Quote, verbatim, all material below, without pictures.

######

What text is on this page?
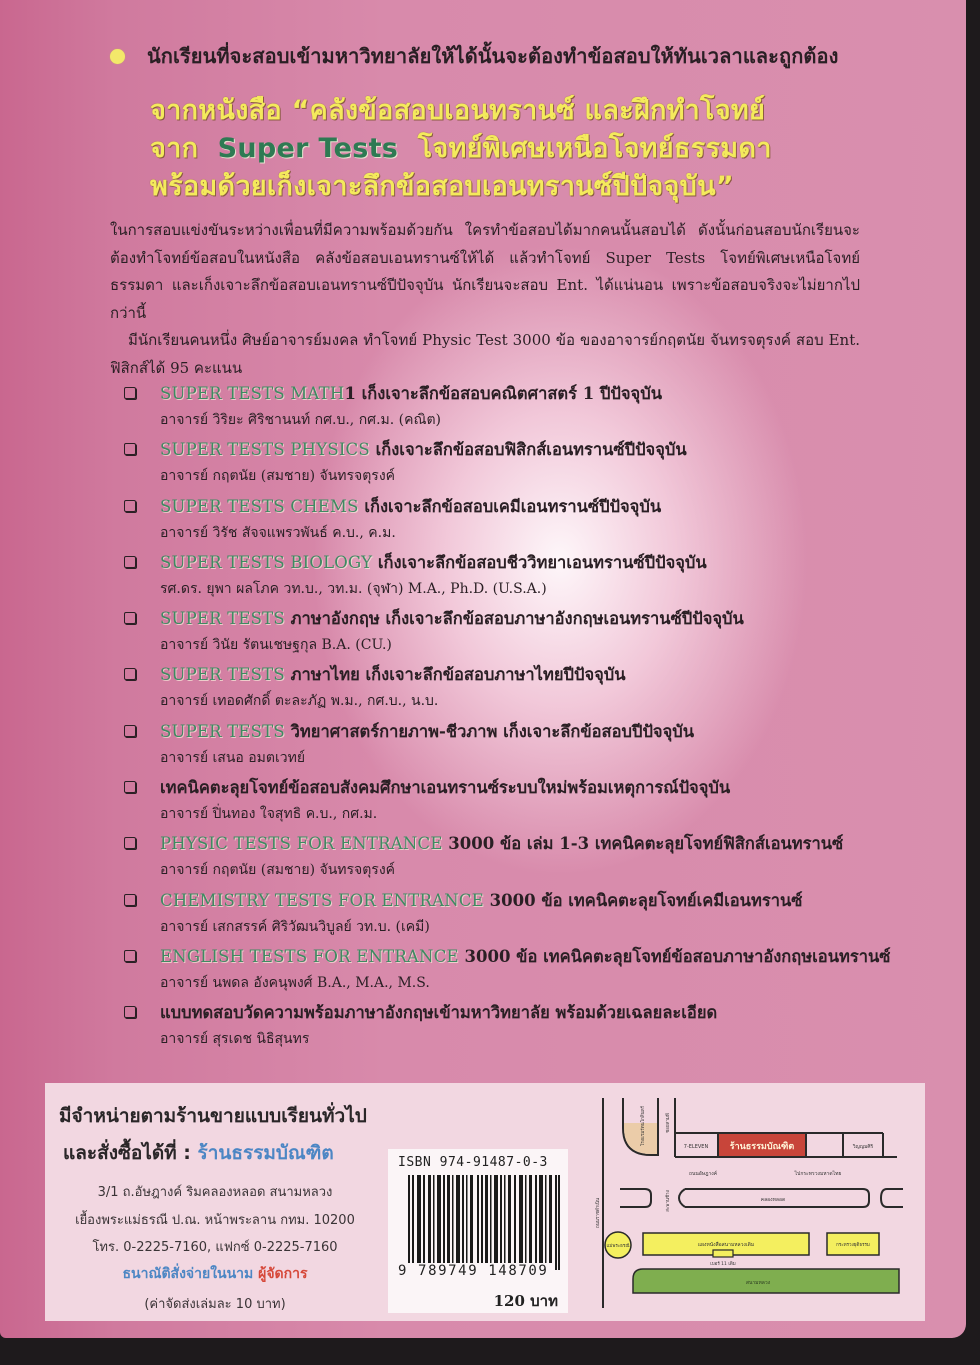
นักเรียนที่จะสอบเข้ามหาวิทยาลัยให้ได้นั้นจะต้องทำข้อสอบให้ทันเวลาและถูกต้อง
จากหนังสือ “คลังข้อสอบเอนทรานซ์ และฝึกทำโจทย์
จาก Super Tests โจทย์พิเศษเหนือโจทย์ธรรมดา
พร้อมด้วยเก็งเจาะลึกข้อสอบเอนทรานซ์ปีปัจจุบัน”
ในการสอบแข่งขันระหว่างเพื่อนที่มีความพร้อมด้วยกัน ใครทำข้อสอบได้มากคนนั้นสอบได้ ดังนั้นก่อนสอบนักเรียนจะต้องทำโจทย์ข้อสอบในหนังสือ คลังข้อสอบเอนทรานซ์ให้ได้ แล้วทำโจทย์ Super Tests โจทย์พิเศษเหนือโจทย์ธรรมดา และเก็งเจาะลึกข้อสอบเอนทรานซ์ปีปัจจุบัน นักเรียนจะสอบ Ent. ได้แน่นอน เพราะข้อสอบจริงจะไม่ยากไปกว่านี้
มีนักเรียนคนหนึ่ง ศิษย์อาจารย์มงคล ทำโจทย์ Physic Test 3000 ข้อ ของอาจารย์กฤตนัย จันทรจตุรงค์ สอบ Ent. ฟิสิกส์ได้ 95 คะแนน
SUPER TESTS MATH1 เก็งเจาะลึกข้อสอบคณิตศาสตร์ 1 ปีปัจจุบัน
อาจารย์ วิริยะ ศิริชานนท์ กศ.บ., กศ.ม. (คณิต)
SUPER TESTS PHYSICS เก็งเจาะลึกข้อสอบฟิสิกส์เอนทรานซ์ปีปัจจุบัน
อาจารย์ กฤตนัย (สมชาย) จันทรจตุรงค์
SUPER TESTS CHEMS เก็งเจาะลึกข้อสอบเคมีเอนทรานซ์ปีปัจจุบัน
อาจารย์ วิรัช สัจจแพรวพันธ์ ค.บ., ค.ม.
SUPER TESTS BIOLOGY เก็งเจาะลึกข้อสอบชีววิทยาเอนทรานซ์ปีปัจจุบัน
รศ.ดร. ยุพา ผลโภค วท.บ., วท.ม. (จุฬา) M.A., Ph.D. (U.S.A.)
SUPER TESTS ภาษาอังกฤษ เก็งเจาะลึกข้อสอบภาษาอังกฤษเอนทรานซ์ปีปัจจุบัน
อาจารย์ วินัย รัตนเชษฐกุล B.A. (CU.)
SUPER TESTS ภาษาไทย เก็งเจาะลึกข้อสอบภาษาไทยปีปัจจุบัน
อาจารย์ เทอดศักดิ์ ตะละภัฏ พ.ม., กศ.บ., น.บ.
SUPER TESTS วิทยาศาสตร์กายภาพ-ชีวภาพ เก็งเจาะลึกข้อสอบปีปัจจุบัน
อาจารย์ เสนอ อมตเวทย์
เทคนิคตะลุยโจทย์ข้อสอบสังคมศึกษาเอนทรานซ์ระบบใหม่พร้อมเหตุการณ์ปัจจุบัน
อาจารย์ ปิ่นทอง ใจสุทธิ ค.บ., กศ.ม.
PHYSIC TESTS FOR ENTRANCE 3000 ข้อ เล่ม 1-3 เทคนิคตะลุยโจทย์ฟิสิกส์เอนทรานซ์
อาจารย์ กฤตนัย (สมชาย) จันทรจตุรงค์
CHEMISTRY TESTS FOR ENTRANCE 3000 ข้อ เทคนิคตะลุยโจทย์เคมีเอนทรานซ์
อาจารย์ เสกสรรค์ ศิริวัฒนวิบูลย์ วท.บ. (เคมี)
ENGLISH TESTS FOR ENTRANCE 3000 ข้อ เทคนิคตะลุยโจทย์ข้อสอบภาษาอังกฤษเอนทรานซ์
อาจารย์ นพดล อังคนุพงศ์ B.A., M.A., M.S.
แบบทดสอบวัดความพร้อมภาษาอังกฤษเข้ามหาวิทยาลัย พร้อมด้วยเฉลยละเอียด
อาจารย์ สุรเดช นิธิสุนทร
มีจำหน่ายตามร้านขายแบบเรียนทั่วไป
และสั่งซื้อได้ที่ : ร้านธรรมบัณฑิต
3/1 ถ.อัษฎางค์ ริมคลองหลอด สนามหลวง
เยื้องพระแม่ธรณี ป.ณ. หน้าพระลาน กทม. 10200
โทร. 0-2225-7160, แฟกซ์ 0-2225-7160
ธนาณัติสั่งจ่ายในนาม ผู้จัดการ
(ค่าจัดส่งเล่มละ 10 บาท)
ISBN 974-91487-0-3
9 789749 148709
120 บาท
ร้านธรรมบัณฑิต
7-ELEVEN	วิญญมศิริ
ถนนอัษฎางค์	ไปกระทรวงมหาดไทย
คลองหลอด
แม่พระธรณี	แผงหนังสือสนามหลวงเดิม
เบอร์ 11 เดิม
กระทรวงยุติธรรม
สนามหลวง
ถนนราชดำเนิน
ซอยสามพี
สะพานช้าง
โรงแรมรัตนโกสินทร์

######

**Answer for this exercise:**
What text is on this page?
นักเรียนที่จะสอบเข้ามหาวิทยาลัยให้ได้นั้นจะต้องทำข้อสอบให้ทันเวลาและถูกต้อง
จากหนังสือ “คลังข้อสอบเอนทรานซ์ และฝึกทำโจทย์
จาก Super Tests โจทย์พิเศษเหนือโจทย์ธรรมดา
พร้อมด้วยเก็งเจาะลึกข้อสอบเอนทรานซ์ปีปัจจุบัน”
ในการสอบแข่งขันระหว่างเพื่อนที่มีความพร้อมด้วยกัน ใครทำข้อสอบได้มากคนนั้นสอบได้ ดังนั้นก่อนสอบนักเรียนจะต้องทำโจทย์ข้อสอบในหนังสือ คลังข้อสอบเอนทรานซ์ให้ได้ แล้วทำโจทย์ Super Tests โจทย์พิเศษเหนือโจทย์ธรรมดา และเก็งเจาะลึกข้อสอบเอนทรานซ์ปีปัจจุบัน นักเรียนจะสอบ Ent. ได้แน่นอน เพราะข้อสอบจริงจะไม่ยากไปกว่านี้
มีนักเรียนคนหนึ่ง ศิษย์อาจารย์มงคล ทำโจทย์ Physic Test 3000 ข้อ ของอาจารย์กฤตนัย จันทรจตุรงค์ สอบ Ent. ฟิสิกส์ได้ 95 คะแนน
SUPER TESTS MATH1 เก็งเจาะลึกข้อสอบคณิตศาสตร์ 1 ปีปัจจุบัน
อาจารย์ วิริยะ ศิริชานนท์ กศ.บ., กศ.ม. (คณิต)
SUPER TESTS PHYSICS เก็งเจาะลึกข้อสอบฟิสิกส์เอนทรานซ์ปีปัจจุบัน
อาจารย์ กฤตนัย (สมชาย) จันทรจตุรงค์
SUPER TESTS CHEMS เก็งเจาะลึกข้อสอบเคมีเอนทรานซ์ปีปัจจุบัน
อาจารย์ วิรัช สัจจแพรวพันธ์ ค.บ., ค.ม.
SUPER TESTS BIOLOGY เก็งเจาะลึกข้อสอบชีววิทยาเอนทรานซ์ปีปัจจุบัน
รศ.ดร. ยุพา ผลโภค วท.บ., วท.ม. (จุฬา) M.A., Ph.D. (U.S.A.)
SUPER TESTS ภาษาอังกฤษ เก็งเจาะลึกข้อสอบภาษาอังกฤษเอนทรานซ์ปีปัจจุบัน
อาจารย์ วินัย รัตนเชษฐกุล B.A. (CU.)
SUPER TESTS ภาษาไทย เก็งเจาะลึกข้อสอบภาษาไทยปีปัจจุบัน
อาจารย์ เทอดศักดิ์ ตะละภัฏ พ.ม., กศ.บ., น.บ.
SUPER TESTS วิทยาศาสตร์กายภาพ-ชีวภาพ เก็งเจาะลึกข้อสอบปีปัจจุบัน
อาจารย์ เสนอ อมตเวทย์
เทคนิคตะลุยโจทย์ข้อสอบสังคมศึกษาเอนทรานซ์ระบบใหม่พร้อมเหตุการณ์ปัจจุบัน
อาจารย์ ปิ่นทอง ใจสุทธิ ค.บ., กศ.ม.
PHYSIC TESTS FOR ENTRANCE 3000 ข้อ เล่ม 1-3 เทคนิคตะลุยโจทย์ฟิสิกส์เอนทรานซ์
อาจารย์ กฤตนัย (สมชาย) จันทรจตุรงค์
CHEMISTRY TESTS FOR ENTRANCE 3000 ข้อ เทคนิคตะลุยโจทย์เคมีเอนทรานซ์
อาจารย์ เสกสรรค์ ศิริวัฒนวิบูลย์ วท.บ. (เคมี)
ENGLISH TESTS FOR ENTRANCE 3000 ข้อ เทคนิคตะลุยโจทย์ข้อสอบภาษาอังกฤษเอนทรานซ์
อาจารย์ นพดล อังคนุพงศ์ B.A., M.A., M.S.
แบบทดสอบวัดความพร้อมภาษาอังกฤษเข้ามหาวิทยาลัย พร้อมด้วยเฉลยละเอียด
อาจารย์ สุรเดช นิธิสุนทร
มีจำหน่ายตามร้านขายแบบเรียนทั่วไป
และสั่งซื้อได้ที่ : ร้านธรรมบัณฑิต
3/1 ถ.อัษฎางค์ ริมคลองหลอด สนามหลวง
เยื้องพระแม่ธรณี ป.ณ. หน้าพระลาน กทม. 10200
โทร. 0-2225-7160, แฟกซ์ 0-2225-7160
ธนาณัติสั่งจ่ายในนาม ผู้จัดการ
(ค่าจัดส่งเล่มละ 10 บาท)
ISBN 974-91487-0-3
9 789749 148709
120 บาท
ร้านธรรมบัณฑิต
7-ELEVEN	วิญญมศิริ
ถนนอัษฎางค์	ไปกระทรวงมหาดไทย
คลองหลอด
แม่พระธรณี	แผงหนังสือสนามหลวงเดิม
เบอร์ 11 เดิม
กระทรวงยุติธรรม
สนามหลวง
ถนนราชดำเนิน
ซอยสามพี
สะพานช้าง
โรงแรมรัตนโกสินทร์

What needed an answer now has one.